To be done
Copy all lines that contain the word "image".

Information supplied
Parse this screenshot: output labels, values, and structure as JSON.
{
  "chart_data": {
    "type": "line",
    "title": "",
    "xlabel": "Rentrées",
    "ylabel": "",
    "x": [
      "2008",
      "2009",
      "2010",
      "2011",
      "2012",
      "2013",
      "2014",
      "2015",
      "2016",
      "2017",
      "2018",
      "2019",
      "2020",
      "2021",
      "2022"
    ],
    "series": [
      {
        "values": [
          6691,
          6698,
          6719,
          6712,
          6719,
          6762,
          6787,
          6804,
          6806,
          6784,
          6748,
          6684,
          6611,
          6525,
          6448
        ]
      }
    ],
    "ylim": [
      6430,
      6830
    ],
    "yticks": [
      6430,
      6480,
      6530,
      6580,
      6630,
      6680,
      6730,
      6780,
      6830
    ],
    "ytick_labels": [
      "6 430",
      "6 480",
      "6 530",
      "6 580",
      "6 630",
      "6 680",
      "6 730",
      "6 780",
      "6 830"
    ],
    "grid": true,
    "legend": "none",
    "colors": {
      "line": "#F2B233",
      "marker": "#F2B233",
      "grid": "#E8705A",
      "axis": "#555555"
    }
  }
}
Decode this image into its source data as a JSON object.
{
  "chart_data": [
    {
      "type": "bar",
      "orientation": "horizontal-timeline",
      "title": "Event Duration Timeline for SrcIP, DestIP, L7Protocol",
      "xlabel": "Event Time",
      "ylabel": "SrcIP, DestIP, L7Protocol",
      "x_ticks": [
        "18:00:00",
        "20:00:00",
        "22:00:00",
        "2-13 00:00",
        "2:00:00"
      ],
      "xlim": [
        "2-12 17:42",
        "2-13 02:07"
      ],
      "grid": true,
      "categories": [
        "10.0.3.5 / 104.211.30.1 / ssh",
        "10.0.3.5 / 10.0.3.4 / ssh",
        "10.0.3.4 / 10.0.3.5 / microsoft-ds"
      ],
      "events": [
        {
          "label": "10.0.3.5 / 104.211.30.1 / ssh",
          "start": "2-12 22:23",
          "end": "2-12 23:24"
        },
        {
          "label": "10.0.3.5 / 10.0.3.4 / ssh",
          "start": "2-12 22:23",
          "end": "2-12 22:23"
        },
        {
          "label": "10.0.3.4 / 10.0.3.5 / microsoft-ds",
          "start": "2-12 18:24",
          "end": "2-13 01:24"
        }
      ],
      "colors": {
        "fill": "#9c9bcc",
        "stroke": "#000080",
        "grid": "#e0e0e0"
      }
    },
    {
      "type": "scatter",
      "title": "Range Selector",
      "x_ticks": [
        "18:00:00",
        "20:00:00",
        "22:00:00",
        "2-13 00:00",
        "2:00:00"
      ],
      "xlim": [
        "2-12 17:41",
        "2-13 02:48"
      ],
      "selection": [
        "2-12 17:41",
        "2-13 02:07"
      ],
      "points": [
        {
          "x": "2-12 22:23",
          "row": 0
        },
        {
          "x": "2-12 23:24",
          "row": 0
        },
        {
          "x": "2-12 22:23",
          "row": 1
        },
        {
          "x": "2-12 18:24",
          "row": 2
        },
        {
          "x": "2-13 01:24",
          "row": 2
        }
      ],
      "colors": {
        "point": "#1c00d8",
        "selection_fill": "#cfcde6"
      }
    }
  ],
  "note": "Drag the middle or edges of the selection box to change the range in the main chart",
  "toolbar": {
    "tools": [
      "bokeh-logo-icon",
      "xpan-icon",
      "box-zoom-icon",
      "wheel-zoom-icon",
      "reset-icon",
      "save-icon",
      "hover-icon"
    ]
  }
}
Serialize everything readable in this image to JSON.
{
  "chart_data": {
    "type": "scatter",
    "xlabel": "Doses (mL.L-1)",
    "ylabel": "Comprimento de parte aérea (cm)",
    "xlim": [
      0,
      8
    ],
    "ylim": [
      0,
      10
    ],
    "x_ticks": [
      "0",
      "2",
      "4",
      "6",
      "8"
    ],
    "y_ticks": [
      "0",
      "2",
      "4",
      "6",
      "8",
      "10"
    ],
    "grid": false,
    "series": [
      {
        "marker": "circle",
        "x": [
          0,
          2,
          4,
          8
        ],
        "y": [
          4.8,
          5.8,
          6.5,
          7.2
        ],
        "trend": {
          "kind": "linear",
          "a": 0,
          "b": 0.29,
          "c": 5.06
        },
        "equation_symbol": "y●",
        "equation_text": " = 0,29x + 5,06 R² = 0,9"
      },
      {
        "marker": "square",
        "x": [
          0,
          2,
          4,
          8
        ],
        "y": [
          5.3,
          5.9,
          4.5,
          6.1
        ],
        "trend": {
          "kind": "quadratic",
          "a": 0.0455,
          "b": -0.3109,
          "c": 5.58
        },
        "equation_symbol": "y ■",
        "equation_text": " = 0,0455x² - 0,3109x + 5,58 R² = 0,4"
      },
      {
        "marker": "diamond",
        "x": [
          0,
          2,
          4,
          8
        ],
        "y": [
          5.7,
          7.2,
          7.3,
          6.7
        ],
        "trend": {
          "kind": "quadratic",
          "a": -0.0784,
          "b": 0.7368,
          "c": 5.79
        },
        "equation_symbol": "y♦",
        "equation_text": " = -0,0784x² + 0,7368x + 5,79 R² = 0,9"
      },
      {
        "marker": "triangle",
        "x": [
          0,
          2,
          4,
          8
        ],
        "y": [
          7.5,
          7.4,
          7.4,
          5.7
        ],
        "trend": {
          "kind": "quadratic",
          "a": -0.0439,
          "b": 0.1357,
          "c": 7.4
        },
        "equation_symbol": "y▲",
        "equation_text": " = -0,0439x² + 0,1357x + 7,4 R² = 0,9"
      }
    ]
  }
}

Worked answer
Decode this image into its source data as a JSON object.
Serialize everything readable in this image to JSON.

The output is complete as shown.